Given request:
Find how many lines hold the word "加法记忆" and give that number only.

-- start of Data in this exercise --

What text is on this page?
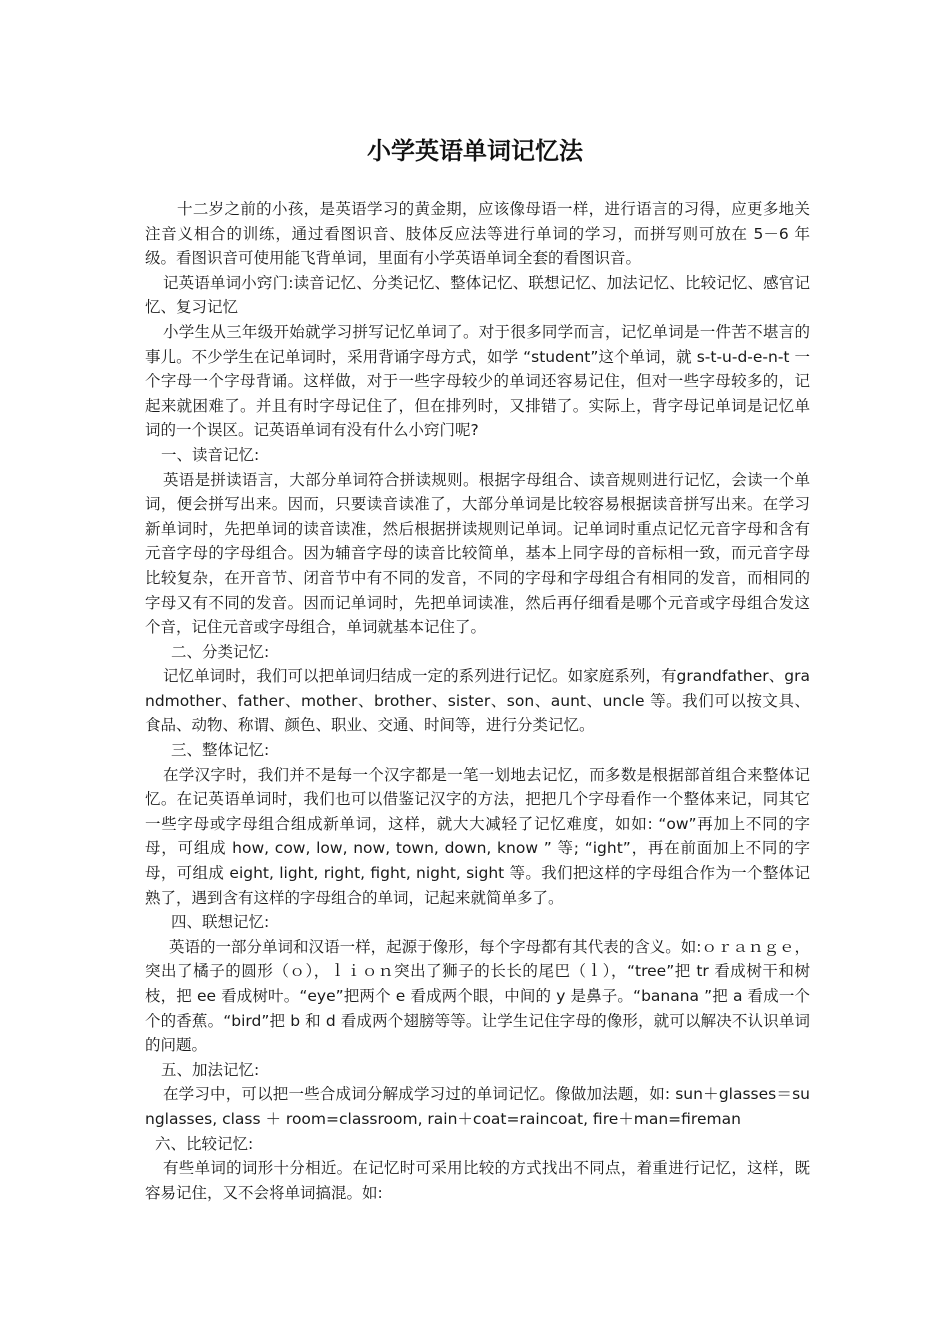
小学英语单词记忆法

十二岁之前的小孩，是英语学习的黄金期，应该像母语一样，进行语言的习得，应更多地关注音义相合的训练，通过看图识音、肢体反应法等进行单词的学习，而拼写则可放在 5－6 年级。看图识音可使用能飞背单词，里面有小学英语单词全套的看图识音。

记英语单词小窍门:读音记忆、分类记忆、整体记忆、联想记忆、加法记忆、比较记忆、感官记忆、复习记忆

小学生从三年级开始就学习拼写记忆单词了。对于很多同学而言，记忆单词是一件苦不堪言的事儿。不少学生在记单词时，采用背诵字母方式，如学 “student”这个单词，就 s-t-u-d-e-n-t 一个字母一个字母背诵。这样做，对于一些字母较少的单词还容易记住，但对一些字母较多的，记起来就困难了。并且有时字母记住了，但在排列时，又排错了。实际上，背字母记单词是记忆单词的一个误区。记英语单词有没有什么小窍门呢?

一、读音记忆:

英语是拼读语言，大部分单词符合拼读规则。根据字母组合、读音规则进行记忆，会读一个单词，便会拼写出来。因而，只要读音读准了，大部分单词是比较容易根据读音拼写出来。在学习新单词时，先把单词的读音读准，然后根据拼读规则记单词。记单词时重点记忆元音字母和含有元音字母的字母组合。因为辅音字母的读音比较简单，基本上同字母的音标相一致，而元音字母比较复杂，在开音节、闭音节中有不同的发音，不同的字母和字母组合有相同的发音，而相同的字母又有不同的发音。因而记单词时，先把单词读准，然后再仔细看是哪个元音或字母组合发这个音，记住元音或字母组合，单词就基本记住了。

二、分类记忆:

记忆单词时，我们可以把单词归结成一定的系列进行记忆。如家庭系列，有grandfather、grandmother、father、mother、brother、sister、son、aunt、uncle 等。我们可以按文具、食品、动物、称谓、颜色、职业、交通、时间等，进行分类记忆。

三、整体记忆:

在学汉字时，我们并不是每一个汉字都是一笔一划地去记忆，而多数是根据部首组合来整体记忆。在记英语单词时，我们也可以借鉴记汉字的方法，把把几个字母看作一个整体来记，同其它一些字母或字母组合组成新单词，这样，就大大减轻了记忆难度，如如: “ow”再加上不同的字母，可组成 how, cow, low, now, town, down, know ” 等; “ight”，再在前面加上不同的字母，可组成 eight, light, right, fight, night, sight 等。我们把这样的字母组合作为一个整体记熟了，遇到含有这样的字母组合的单词，记起来就简单多了。

四、联想记忆:

英语的一部分单词和汉语一样，起源于像形，每个字母都有其代表的含义。如:ｏｒａｎｇｅ，突出了橘子的圆形（ｏ），ｌｉｏｎ突出了狮子的长长的尾巴（ｌ），“tree”把 tr 看成树干和树枝，把 ee 看成树叶。“eye”把两个 e 看成两个眼，中间的 y 是鼻子。“banana ”把 a 看成一个个的香蕉。“bird”把 b 和 d 看成两个翅膀等等。让学生记住字母的像形，就可以解决不认识单词的问题。

五、加法记忆:

在学习中，可以把一些合成词分解成学习过的单词记忆。像做加法题，如: sun＋glasses＝sunglasses, class ＋ room=classroom, rain＋coat=raincoat, fire＋man=fireman

六、比较记忆:

有些单词的词形十分相近。在记忆时可采用比较的方式找出不同点，着重进行记忆，这样，既容易记住，又不会将单词搞混。如:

-- end of Data in this exercise --

Solution to this task:
2